## BEGIN

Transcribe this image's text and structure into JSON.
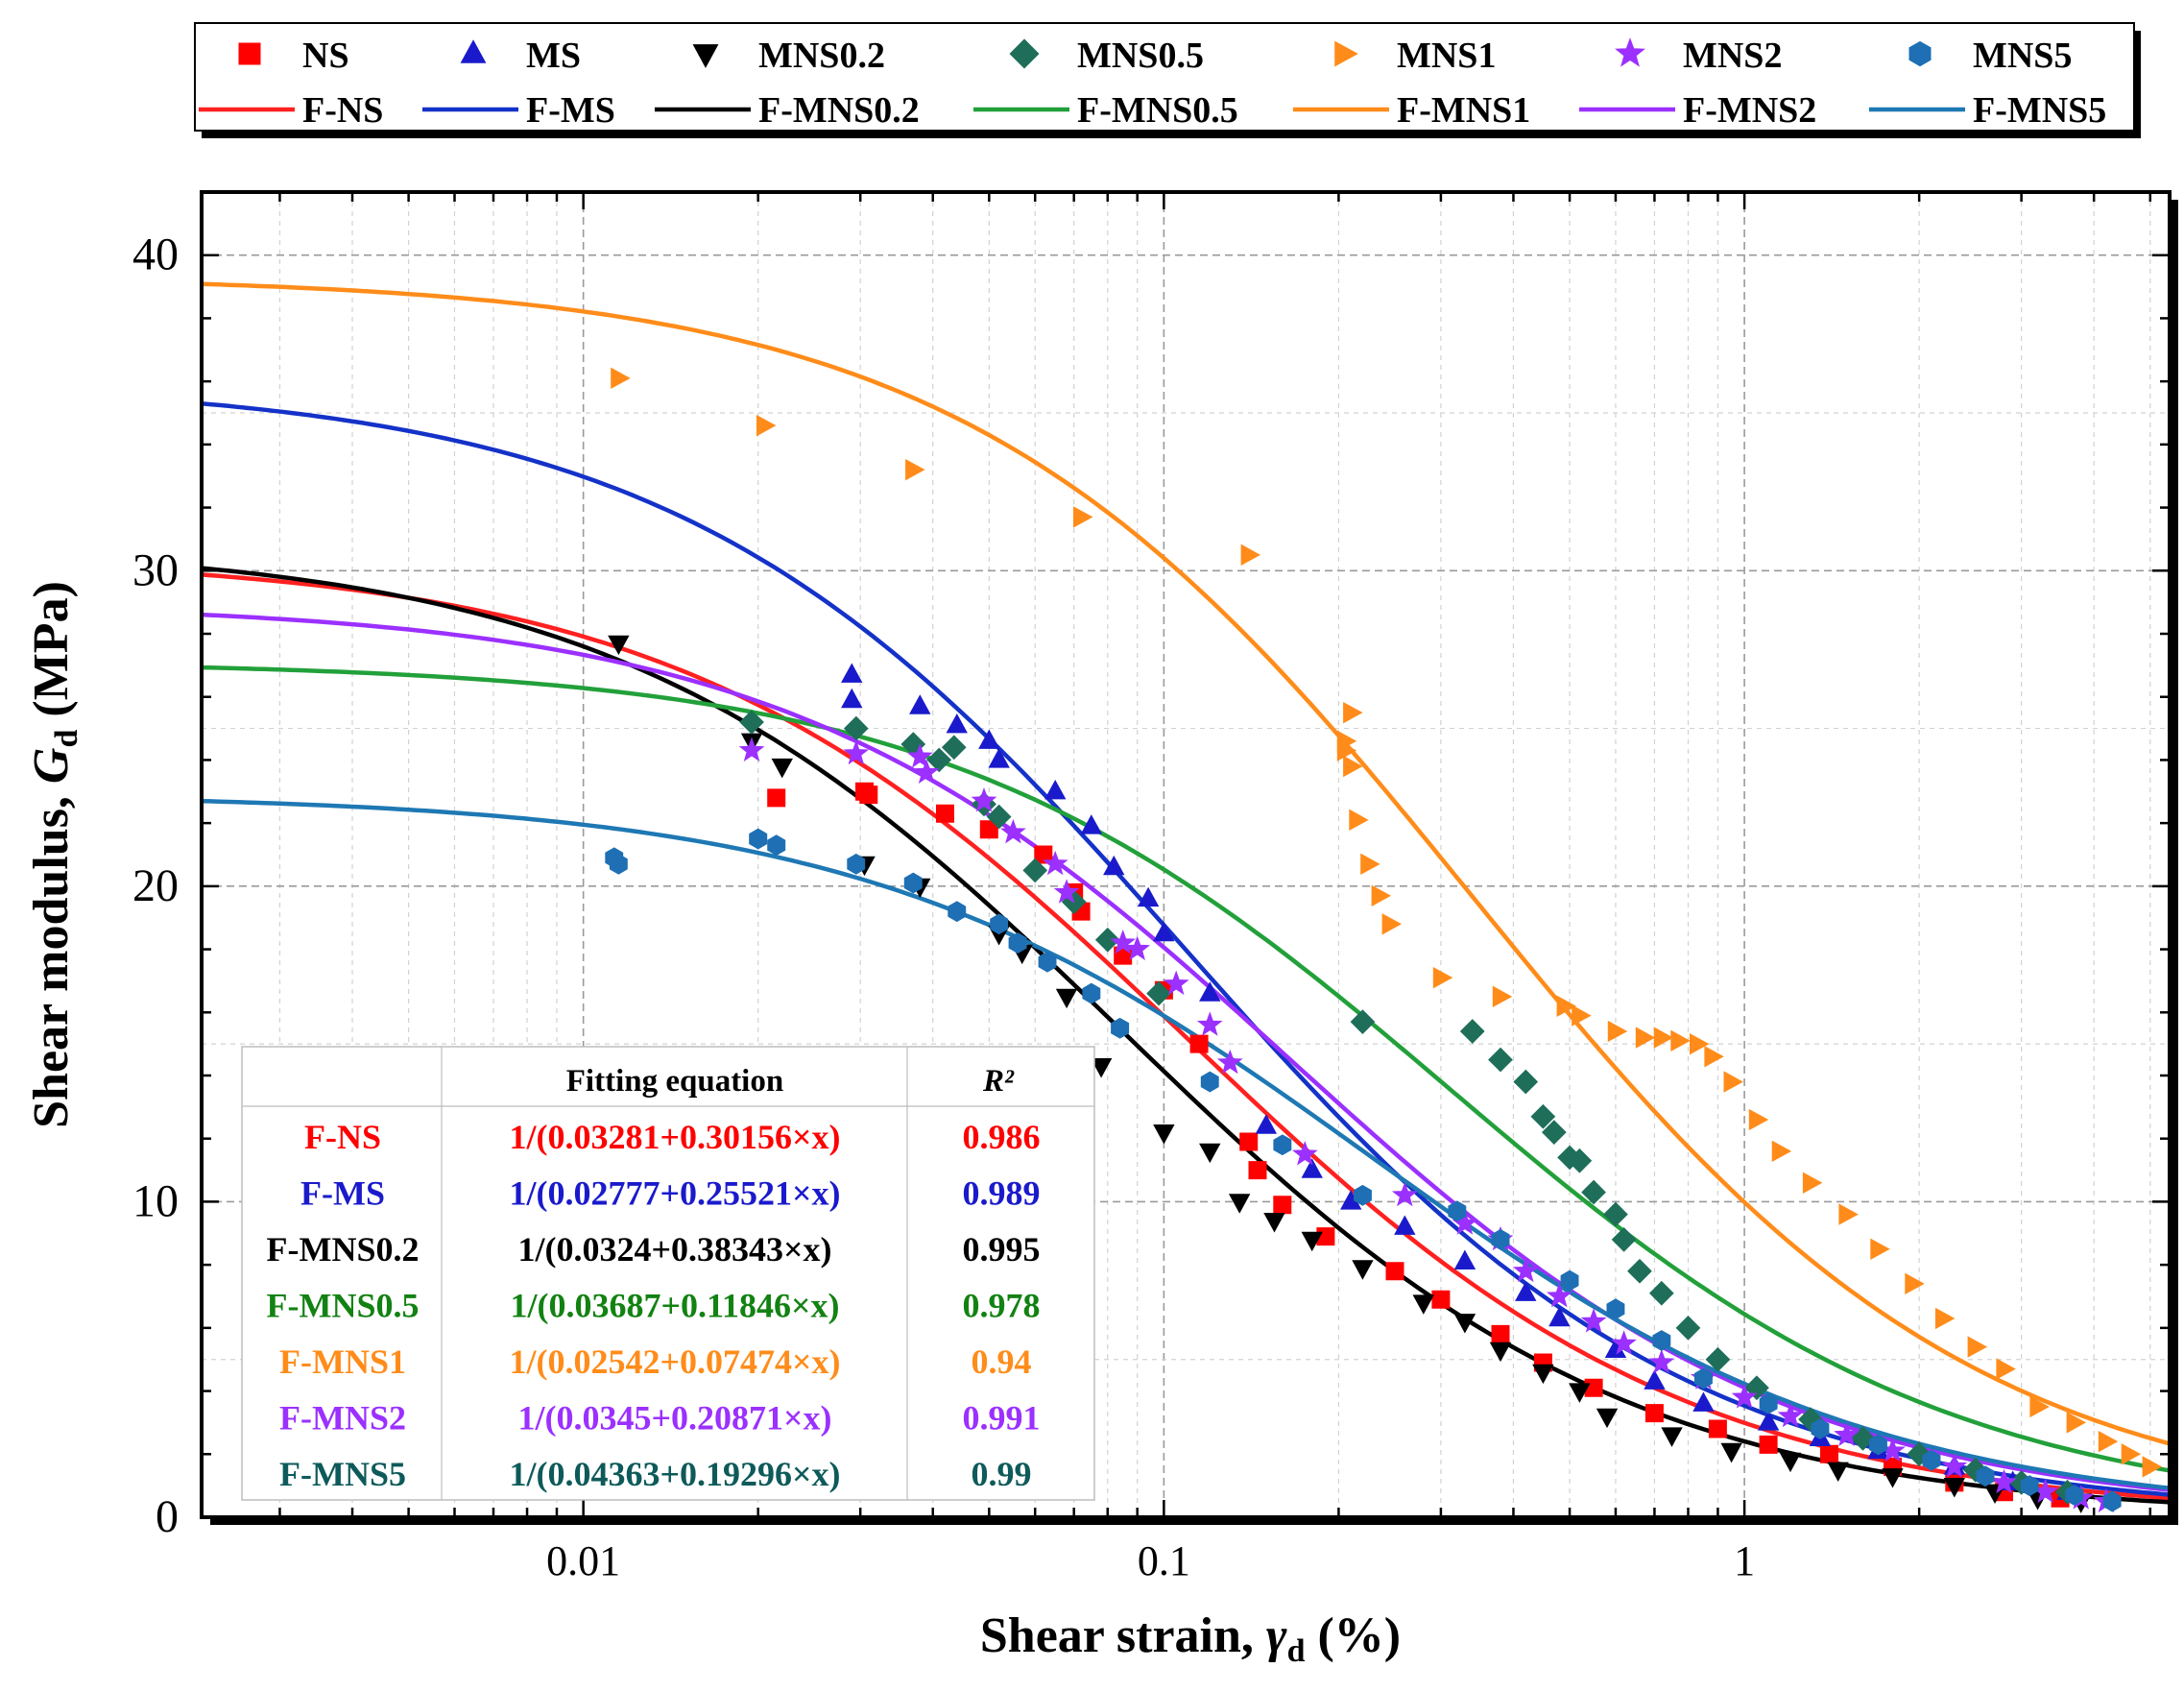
{
  "chart_data": {
    "type": "scatter",
    "xlabel_main": "Shear strain, ",
    "xlabel_sym": "γ",
    "xlabel_sub": "d",
    "xlabel_unit": " (%)",
    "ylabel_main": "Shear modulus, ",
    "ylabel_sym": "G",
    "ylabel_sub": "d",
    "ylabel_unit": " (MPa)",
    "x_scale": "log",
    "xlim": [
      0.0022,
      5.4
    ],
    "ylim": [
      0,
      42
    ],
    "x_ticks": [
      {
        "value": 0.01,
        "label": "0.01"
      },
      {
        "value": 0.1,
        "label": "0.1"
      },
      {
        "value": 1,
        "label": "1"
      }
    ],
    "y_ticks": [
      {
        "value": 0,
        "label": "0"
      },
      {
        "value": 10,
        "label": "10"
      },
      {
        "value": 20,
        "label": "20"
      },
      {
        "value": 30,
        "label": "30"
      },
      {
        "value": 40,
        "label": "40"
      }
    ],
    "grid": true,
    "legend_position": "top",
    "series": [
      {
        "name": "NS",
        "fit_name": "F-NS",
        "marker": "square",
        "color": "#ff0000",
        "fit": {
          "a": 0.03281,
          "b": 0.30156
        },
        "points": [
          [
            0.0215,
            22.8
          ],
          [
            0.0305,
            23.0
          ],
          [
            0.031,
            22.9
          ],
          [
            0.042,
            22.3
          ],
          [
            0.05,
            21.8
          ],
          [
            0.062,
            21.0
          ],
          [
            0.07,
            19.8
          ],
          [
            0.072,
            19.2
          ],
          [
            0.085,
            17.8
          ],
          [
            0.1,
            16.7
          ],
          [
            0.115,
            15.0
          ],
          [
            0.14,
            11.9
          ],
          [
            0.145,
            11.0
          ],
          [
            0.16,
            9.9
          ],
          [
            0.19,
            8.9
          ],
          [
            0.25,
            7.8
          ],
          [
            0.3,
            6.9
          ],
          [
            0.38,
            5.8
          ],
          [
            0.45,
            4.9
          ],
          [
            0.55,
            4.1
          ],
          [
            0.7,
            3.3
          ],
          [
            0.9,
            2.8
          ],
          [
            1.1,
            2.3
          ],
          [
            1.4,
            2.0
          ],
          [
            1.8,
            1.6
          ],
          [
            2.3,
            1.1
          ],
          [
            2.8,
            0.8
          ],
          [
            3.5,
            0.6
          ]
        ]
      },
      {
        "name": "MS",
        "fit_name": "F-MS",
        "marker": "triangle-up",
        "color": "#1a1acc",
        "fit": {
          "a": 0.02777,
          "b": 0.25521
        },
        "points": [
          [
            0.029,
            26.7
          ],
          [
            0.029,
            25.9
          ],
          [
            0.038,
            25.7
          ],
          [
            0.044,
            25.1
          ],
          [
            0.05,
            24.6
          ],
          [
            0.052,
            24.0
          ],
          [
            0.065,
            23.0
          ],
          [
            0.075,
            21.9
          ],
          [
            0.082,
            20.6
          ],
          [
            0.094,
            19.6
          ],
          [
            0.1,
            18.5
          ],
          [
            0.12,
            16.6
          ],
          [
            0.15,
            12.4
          ],
          [
            0.18,
            11.0
          ],
          [
            0.21,
            10.0
          ],
          [
            0.26,
            9.2
          ],
          [
            0.33,
            8.1
          ],
          [
            0.42,
            7.1
          ],
          [
            0.48,
            6.3
          ],
          [
            0.6,
            5.3
          ],
          [
            0.7,
            4.3
          ],
          [
            0.85,
            3.6
          ],
          [
            1.1,
            3.0
          ],
          [
            1.35,
            2.5
          ],
          [
            1.7,
            2.1
          ],
          [
            2.3,
            1.6
          ],
          [
            2.9,
            1.1
          ],
          [
            3.6,
            0.8
          ]
        ]
      },
      {
        "name": "MNS0.2",
        "fit_name": "F-MNS0.2",
        "marker": "triangle-down",
        "color": "#000000",
        "fit": {
          "a": 0.0324,
          "b": 0.38343
        },
        "points": [
          [
            0.0115,
            27.7
          ],
          [
            0.0195,
            24.6
          ],
          [
            0.022,
            23.8
          ],
          [
            0.0305,
            20.7
          ],
          [
            0.038,
            20.0
          ],
          [
            0.052,
            18.5
          ],
          [
            0.057,
            17.9
          ],
          [
            0.068,
            16.5
          ],
          [
            0.078,
            14.3
          ],
          [
            0.1,
            12.2
          ],
          [
            0.12,
            11.6
          ],
          [
            0.135,
            10.0
          ],
          [
            0.155,
            9.4
          ],
          [
            0.18,
            8.8
          ],
          [
            0.22,
            7.9
          ],
          [
            0.28,
            6.8
          ],
          [
            0.33,
            6.2
          ],
          [
            0.38,
            5.3
          ],
          [
            0.45,
            4.6
          ],
          [
            0.52,
            4.0
          ],
          [
            0.58,
            3.2
          ],
          [
            0.75,
            2.6
          ],
          [
            0.95,
            2.1
          ],
          [
            1.2,
            1.8
          ],
          [
            1.45,
            1.5
          ],
          [
            1.8,
            1.3
          ],
          [
            2.3,
            1.0
          ],
          [
            2.7,
            0.8
          ],
          [
            3.2,
            0.6
          ],
          [
            3.8,
            0.5
          ]
        ]
      },
      {
        "name": "MNS0.5",
        "fit_name": "F-MNS0.5",
        "marker": "diamond",
        "color": "#1e6e5a",
        "fit": {
          "a": 0.03687,
          "b": 0.11846
        },
        "points": [
          [
            0.0195,
            25.2
          ],
          [
            0.0295,
            25.0
          ],
          [
            0.037,
            24.5
          ],
          [
            0.041,
            24.0
          ],
          [
            0.0435,
            24.4
          ],
          [
            0.049,
            22.6
          ],
          [
            0.052,
            22.2
          ],
          [
            0.06,
            20.5
          ],
          [
            0.07,
            19.5
          ],
          [
            0.08,
            18.3
          ],
          [
            0.098,
            16.6
          ],
          [
            0.22,
            15.7
          ],
          [
            0.34,
            15.4
          ],
          [
            0.38,
            14.5
          ],
          [
            0.42,
            13.8
          ],
          [
            0.45,
            12.7
          ],
          [
            0.47,
            12.2
          ],
          [
            0.5,
            11.4
          ],
          [
            0.52,
            11.3
          ],
          [
            0.55,
            10.3
          ],
          [
            0.6,
            9.6
          ],
          [
            0.62,
            8.8
          ],
          [
            0.66,
            7.8
          ],
          [
            0.72,
            7.1
          ],
          [
            0.8,
            6.0
          ],
          [
            0.9,
            5.0
          ],
          [
            1.05,
            4.1
          ],
          [
            1.3,
            3.1
          ],
          [
            1.6,
            2.5
          ],
          [
            2.0,
            2.0
          ],
          [
            2.5,
            1.5
          ],
          [
            3.0,
            1.1
          ],
          [
            3.6,
            0.8
          ]
        ]
      },
      {
        "name": "MNS1",
        "fit_name": "F-MNS1",
        "marker": "triangle-right",
        "color": "#ff8c1a",
        "fit": {
          "a": 0.02542,
          "b": 0.07474
        },
        "points": [
          [
            0.0115,
            36.1
          ],
          [
            0.0205,
            34.6
          ],
          [
            0.037,
            33.2
          ],
          [
            0.072,
            31.7
          ],
          [
            0.14,
            30.5
          ],
          [
            0.21,
            25.5
          ],
          [
            0.205,
            24.6
          ],
          [
            0.205,
            24.3
          ],
          [
            0.21,
            23.8
          ],
          [
            0.215,
            22.1
          ],
          [
            0.225,
            20.7
          ],
          [
            0.235,
            19.7
          ],
          [
            0.245,
            18.8
          ],
          [
            0.3,
            17.1
          ],
          [
            0.38,
            16.5
          ],
          [
            0.49,
            16.2
          ],
          [
            0.52,
            15.9
          ],
          [
            0.6,
            15.4
          ],
          [
            0.67,
            15.2
          ],
          [
            0.72,
            15.2
          ],
          [
            0.77,
            15.1
          ],
          [
            0.83,
            15.0
          ],
          [
            0.88,
            14.6
          ],
          [
            0.95,
            13.8
          ],
          [
            1.05,
            12.6
          ],
          [
            1.15,
            11.6
          ],
          [
            1.3,
            10.6
          ],
          [
            1.5,
            9.6
          ],
          [
            1.7,
            8.5
          ],
          [
            1.95,
            7.4
          ],
          [
            2.2,
            6.3
          ],
          [
            2.5,
            5.4
          ],
          [
            2.8,
            4.7
          ],
          [
            3.2,
            3.5
          ],
          [
            3.7,
            3.0
          ],
          [
            4.2,
            2.4
          ],
          [
            4.6,
            2.0
          ],
          [
            5.0,
            1.6
          ]
        ]
      },
      {
        "name": "MNS2",
        "fit_name": "F-MNS2",
        "marker": "star",
        "color": "#9b30ff",
        "fit": {
          "a": 0.0345,
          "b": 0.20871
        },
        "points": [
          [
            0.0195,
            24.3
          ],
          [
            0.0295,
            24.2
          ],
          [
            0.038,
            24.1
          ],
          [
            0.039,
            23.6
          ],
          [
            0.049,
            22.7
          ],
          [
            0.055,
            21.7
          ],
          [
            0.065,
            20.7
          ],
          [
            0.068,
            19.8
          ],
          [
            0.085,
            18.2
          ],
          [
            0.09,
            18.0
          ],
          [
            0.105,
            16.9
          ],
          [
            0.12,
            15.6
          ],
          [
            0.13,
            14.4
          ],
          [
            0.175,
            11.5
          ],
          [
            0.26,
            10.2
          ],
          [
            0.33,
            9.3
          ],
          [
            0.38,
            8.8
          ],
          [
            0.42,
            7.8
          ],
          [
            0.48,
            7.0
          ],
          [
            0.55,
            6.2
          ],
          [
            0.62,
            5.5
          ],
          [
            0.72,
            4.9
          ],
          [
            0.85,
            4.4
          ],
          [
            1.0,
            3.8
          ],
          [
            1.2,
            3.2
          ],
          [
            1.5,
            2.6
          ],
          [
            1.8,
            2.1
          ],
          [
            2.3,
            1.6
          ],
          [
            2.8,
            1.1
          ],
          [
            3.3,
            0.8
          ],
          [
            3.8,
            0.6
          ],
          [
            4.2,
            0.5
          ]
        ]
      },
      {
        "name": "MNS5",
        "fit_name": "F-MNS5",
        "marker": "hexagon",
        "color": "#1e6fb4",
        "fit": {
          "a": 0.04363,
          "b": 0.19296
        },
        "points": [
          [
            0.0113,
            20.9
          ],
          [
            0.0115,
            20.7
          ],
          [
            0.02,
            21.5
          ],
          [
            0.0215,
            21.3
          ],
          [
            0.0295,
            20.7
          ],
          [
            0.037,
            20.1
          ],
          [
            0.044,
            19.2
          ],
          [
            0.052,
            18.8
          ],
          [
            0.056,
            18.2
          ],
          [
            0.063,
            17.6
          ],
          [
            0.075,
            16.6
          ],
          [
            0.084,
            15.5
          ],
          [
            0.12,
            13.8
          ],
          [
            0.16,
            11.8
          ],
          [
            0.22,
            10.2
          ],
          [
            0.32,
            9.7
          ],
          [
            0.38,
            8.8
          ],
          [
            0.5,
            7.5
          ],
          [
            0.6,
            6.6
          ],
          [
            0.72,
            5.6
          ],
          [
            0.85,
            4.4
          ],
          [
            1.1,
            3.6
          ],
          [
            1.35,
            2.8
          ],
          [
            1.7,
            2.3
          ],
          [
            2.1,
            1.8
          ],
          [
            2.6,
            1.3
          ],
          [
            3.1,
            1.0
          ],
          [
            3.7,
            0.7
          ],
          [
            4.3,
            0.5
          ]
        ]
      }
    ],
    "fit_table": {
      "header": {
        "name": "",
        "equation": "Fitting equation",
        "r2": "R²"
      },
      "rows": [
        {
          "name": "F-NS",
          "equation": "1/(0.03281+0.30156×x)",
          "r2": "0.986",
          "color": "#ff0000"
        },
        {
          "name": "F-MS",
          "equation": "1/(0.02777+0.25521×x)",
          "r2": "0.989",
          "color": "#1a1acc"
        },
        {
          "name": "F-MNS0.2",
          "equation": "1/(0.0324+0.38343×x)",
          "r2": "0.995",
          "color": "#000000"
        },
        {
          "name": "F-MNS0.5",
          "equation": "1/(0.03687+0.11846×x)",
          "r2": "0.978",
          "color": "#128212"
        },
        {
          "name": "F-MNS1",
          "equation": "1/(0.02542+0.07474×x)",
          "r2": "0.94",
          "color": "#ff8c1a"
        },
        {
          "name": "F-MNS2",
          "equation": "1/(0.0345+0.20871×x)",
          "r2": "0.991",
          "color": "#9b30ff"
        },
        {
          "name": "F-MNS5",
          "equation": "1/(0.04363+0.19296×x)",
          "r2": "0.99",
          "color": "#0e5a5a"
        }
      ]
    },
    "fit_line_colors": {
      "F-NS": "#ff2020",
      "F-MS": "#1432c8",
      "F-MNS0.2": "#000000",
      "F-MNS0.5": "#22a03a",
      "F-MNS1": "#ff8c1a",
      "F-MNS2": "#9b30ff",
      "F-MNS5": "#1e78b4"
    }
  }
}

## END

Give the count of lines in the data above that hold the string "marker", with no additional words.

§ Finished answer
7